● GIVEN REQUEST:
Reproduce the following records line for line, without any changes.

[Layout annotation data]
⁂

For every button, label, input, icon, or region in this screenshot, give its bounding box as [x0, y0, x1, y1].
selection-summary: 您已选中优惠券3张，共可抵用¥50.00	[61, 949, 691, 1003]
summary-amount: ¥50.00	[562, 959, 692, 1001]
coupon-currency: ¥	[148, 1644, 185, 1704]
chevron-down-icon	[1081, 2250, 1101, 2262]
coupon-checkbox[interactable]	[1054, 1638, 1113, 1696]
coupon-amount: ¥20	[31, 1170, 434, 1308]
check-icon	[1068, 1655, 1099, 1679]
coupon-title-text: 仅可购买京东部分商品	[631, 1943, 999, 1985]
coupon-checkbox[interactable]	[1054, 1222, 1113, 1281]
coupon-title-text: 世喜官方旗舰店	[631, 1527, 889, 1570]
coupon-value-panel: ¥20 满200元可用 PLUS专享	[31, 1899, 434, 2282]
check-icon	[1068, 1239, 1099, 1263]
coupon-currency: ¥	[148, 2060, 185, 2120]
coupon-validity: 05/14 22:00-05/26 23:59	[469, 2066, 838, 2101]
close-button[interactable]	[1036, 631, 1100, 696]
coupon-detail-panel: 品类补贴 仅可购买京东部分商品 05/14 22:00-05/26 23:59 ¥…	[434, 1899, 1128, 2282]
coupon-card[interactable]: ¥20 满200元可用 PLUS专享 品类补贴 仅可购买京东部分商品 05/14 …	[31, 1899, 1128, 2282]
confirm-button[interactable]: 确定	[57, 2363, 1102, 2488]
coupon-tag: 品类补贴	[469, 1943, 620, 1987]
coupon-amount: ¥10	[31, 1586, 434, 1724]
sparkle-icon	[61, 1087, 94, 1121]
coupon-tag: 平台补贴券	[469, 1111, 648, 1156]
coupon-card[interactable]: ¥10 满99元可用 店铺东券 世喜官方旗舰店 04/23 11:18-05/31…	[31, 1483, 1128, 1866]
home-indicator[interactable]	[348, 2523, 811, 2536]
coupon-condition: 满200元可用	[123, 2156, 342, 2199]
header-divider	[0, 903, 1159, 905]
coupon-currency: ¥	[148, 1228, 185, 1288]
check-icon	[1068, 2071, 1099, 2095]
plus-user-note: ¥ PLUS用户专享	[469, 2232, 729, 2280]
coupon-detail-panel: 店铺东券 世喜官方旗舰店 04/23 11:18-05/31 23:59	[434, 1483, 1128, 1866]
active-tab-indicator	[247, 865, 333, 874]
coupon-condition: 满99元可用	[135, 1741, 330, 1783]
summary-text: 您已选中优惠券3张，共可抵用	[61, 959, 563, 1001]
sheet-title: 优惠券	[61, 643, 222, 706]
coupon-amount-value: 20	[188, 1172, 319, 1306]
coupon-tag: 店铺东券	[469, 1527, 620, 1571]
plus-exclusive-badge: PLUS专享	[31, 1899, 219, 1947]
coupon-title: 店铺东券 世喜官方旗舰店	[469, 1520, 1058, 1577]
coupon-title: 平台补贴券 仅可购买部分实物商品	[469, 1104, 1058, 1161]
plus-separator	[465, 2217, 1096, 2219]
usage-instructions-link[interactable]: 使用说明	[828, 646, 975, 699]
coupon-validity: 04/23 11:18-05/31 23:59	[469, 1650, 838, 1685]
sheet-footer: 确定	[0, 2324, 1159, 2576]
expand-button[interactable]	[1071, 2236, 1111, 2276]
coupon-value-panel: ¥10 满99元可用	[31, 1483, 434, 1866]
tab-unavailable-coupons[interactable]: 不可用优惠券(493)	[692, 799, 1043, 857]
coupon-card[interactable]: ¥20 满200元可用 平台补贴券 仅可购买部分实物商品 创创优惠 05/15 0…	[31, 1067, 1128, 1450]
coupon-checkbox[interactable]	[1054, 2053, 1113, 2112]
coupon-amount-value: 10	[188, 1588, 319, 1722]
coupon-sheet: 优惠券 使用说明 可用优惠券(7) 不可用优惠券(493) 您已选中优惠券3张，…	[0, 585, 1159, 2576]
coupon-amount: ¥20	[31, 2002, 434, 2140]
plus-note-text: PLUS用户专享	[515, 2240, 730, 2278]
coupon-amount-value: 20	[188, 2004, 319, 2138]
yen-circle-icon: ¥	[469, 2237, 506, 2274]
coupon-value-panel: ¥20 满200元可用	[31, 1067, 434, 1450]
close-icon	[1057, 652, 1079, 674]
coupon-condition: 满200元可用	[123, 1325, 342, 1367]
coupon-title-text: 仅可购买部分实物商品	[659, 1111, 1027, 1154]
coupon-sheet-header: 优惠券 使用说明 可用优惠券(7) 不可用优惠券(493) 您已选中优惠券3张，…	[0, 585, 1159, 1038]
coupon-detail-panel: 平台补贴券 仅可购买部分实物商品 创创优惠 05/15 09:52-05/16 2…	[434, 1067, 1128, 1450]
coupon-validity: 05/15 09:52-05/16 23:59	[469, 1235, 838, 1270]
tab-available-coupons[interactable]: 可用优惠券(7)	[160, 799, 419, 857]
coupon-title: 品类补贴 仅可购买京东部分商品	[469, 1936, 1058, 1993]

⁂

● RESPONSE BELOW:
For every button, label, input, icon, or region in this screenshot, give its bounding box as [x0, y0, x1, y1].
selection-summary: 您已选中优惠券3张，共可抵用¥50.00	[61, 949, 691, 1003]
summary-amount: ¥50.00	[562, 959, 692, 1001]
coupon-currency: ¥	[148, 1644, 185, 1704]
chevron-down-icon	[1081, 2250, 1101, 2262]
coupon-checkbox[interactable]	[1054, 1638, 1113, 1696]
coupon-amount: ¥20	[31, 1170, 434, 1308]
check-icon	[1068, 1655, 1099, 1679]
coupon-title-text: 仅可购买京东部分商品	[631, 1943, 999, 1985]
coupon-checkbox[interactable]	[1054, 1222, 1113, 1281]
coupon-title-text: 世喜官方旗舰店	[631, 1527, 889, 1570]
coupon-value-panel: ¥20 满200元可用 PLUS专享	[31, 1899, 434, 2282]
check-icon	[1068, 1239, 1099, 1263]
coupon-currency: ¥	[148, 2060, 185, 2120]
coupon-validity: 05/14 22:00-05/26 23:59	[469, 2066, 838, 2101]
close-button[interactable]	[1036, 631, 1100, 696]
coupon-detail-panel: 品类补贴 仅可购买京东部分商品 05/14 22:00-05/26 23:59 ¥…	[434, 1899, 1128, 2282]
coupon-card[interactable]: ¥20 满200元可用 PLUS专享 品类补贴 仅可购买京东部分商品 05/14 …	[31, 1899, 1128, 2282]
confirm-button[interactable]: 确定	[57, 2363, 1102, 2488]
coupon-tag: 品类补贴	[469, 1943, 620, 1987]
coupon-amount: ¥10	[31, 1586, 434, 1724]
sparkle-icon	[61, 1087, 94, 1121]
coupon-tag: 平台补贴券	[469, 1111, 648, 1156]
coupon-card[interactable]: ¥10 满99元可用 店铺东券 世喜官方旗舰店 04/23 11:18-05/31…	[31, 1483, 1128, 1866]
home-indicator[interactable]	[348, 2523, 811, 2536]
coupon-condition: 满200元可用	[123, 2156, 342, 2199]
header-divider	[0, 903, 1159, 905]
coupon-currency: ¥	[148, 1228, 185, 1288]
check-icon	[1068, 2071, 1099, 2095]
plus-user-note: ¥ PLUS用户专享	[469, 2232, 729, 2280]
coupon-detail-panel: 店铺东券 世喜官方旗舰店 04/23 11:18-05/31 23:59	[434, 1483, 1128, 1866]
active-tab-indicator	[247, 865, 333, 874]
coupon-condition: 满99元可用	[135, 1741, 330, 1783]
summary-text: 您已选中优惠券3张，共可抵用	[61, 959, 563, 1001]
sheet-title: 优惠券	[61, 643, 222, 706]
coupon-amount-value: 20	[188, 1172, 319, 1306]
coupon-tag: 店铺东券	[469, 1527, 620, 1571]
plus-exclusive-badge: PLUS专享	[31, 1899, 219, 1947]
coupon-title: 店铺东券 世喜官方旗舰店	[469, 1520, 1058, 1577]
coupon-title: 平台补贴券 仅可购买部分实物商品	[469, 1104, 1058, 1161]
plus-separator	[465, 2217, 1096, 2219]
usage-instructions-link[interactable]: 使用说明	[828, 646, 975, 699]
coupon-validity: 04/23 11:18-05/31 23:59	[469, 1650, 838, 1685]
sheet-footer: 确定	[0, 2324, 1159, 2576]
expand-button[interactable]	[1071, 2236, 1111, 2276]
coupon-value-panel: ¥10 满99元可用	[31, 1483, 434, 1866]
tab-unavailable-coupons[interactable]: 不可用优惠券(493)	[692, 799, 1043, 857]
coupon-card[interactable]: ¥20 满200元可用 平台补贴券 仅可购买部分实物商品 创创优惠 05/15 0…	[31, 1067, 1128, 1450]
coupon-checkbox[interactable]	[1054, 2053, 1113, 2112]
coupon-amount-value: 10	[188, 1588, 319, 1722]
coupon-sheet: 优惠券 使用说明 可用优惠券(7) 不可用优惠券(493) 您已选中优惠券3张，…	[0, 585, 1159, 2576]
coupon-amount: ¥20	[31, 2002, 434, 2140]
plus-note-text: PLUS用户专享	[515, 2240, 730, 2278]
coupon-amount-value: 20	[188, 2004, 319, 2138]
yen-circle-icon: ¥	[469, 2237, 506, 2274]
coupon-value-panel: ¥20 满200元可用	[31, 1067, 434, 1450]
close-icon	[1057, 652, 1079, 674]
coupon-condition: 满200元可用	[123, 1325, 342, 1367]
coupon-title-text: 仅可购买部分实物商品	[659, 1111, 1027, 1154]
coupon-sheet-header: 优惠券 使用说明 可用优惠券(7) 不可用优惠券(493) 您已选中优惠券3张，…	[0, 585, 1159, 1038]
coupon-detail-panel: 平台补贴券 仅可购买部分实物商品 创创优惠 05/15 09:52-05/16 2…	[434, 1067, 1128, 1450]
coupon-validity: 05/15 09:52-05/16 23:59	[469, 1235, 838, 1270]
tab-available-coupons[interactable]: 可用优惠券(7)	[160, 799, 419, 857]
coupon-title: 品类补贴 仅可购买京东部分商品	[469, 1936, 1058, 1993]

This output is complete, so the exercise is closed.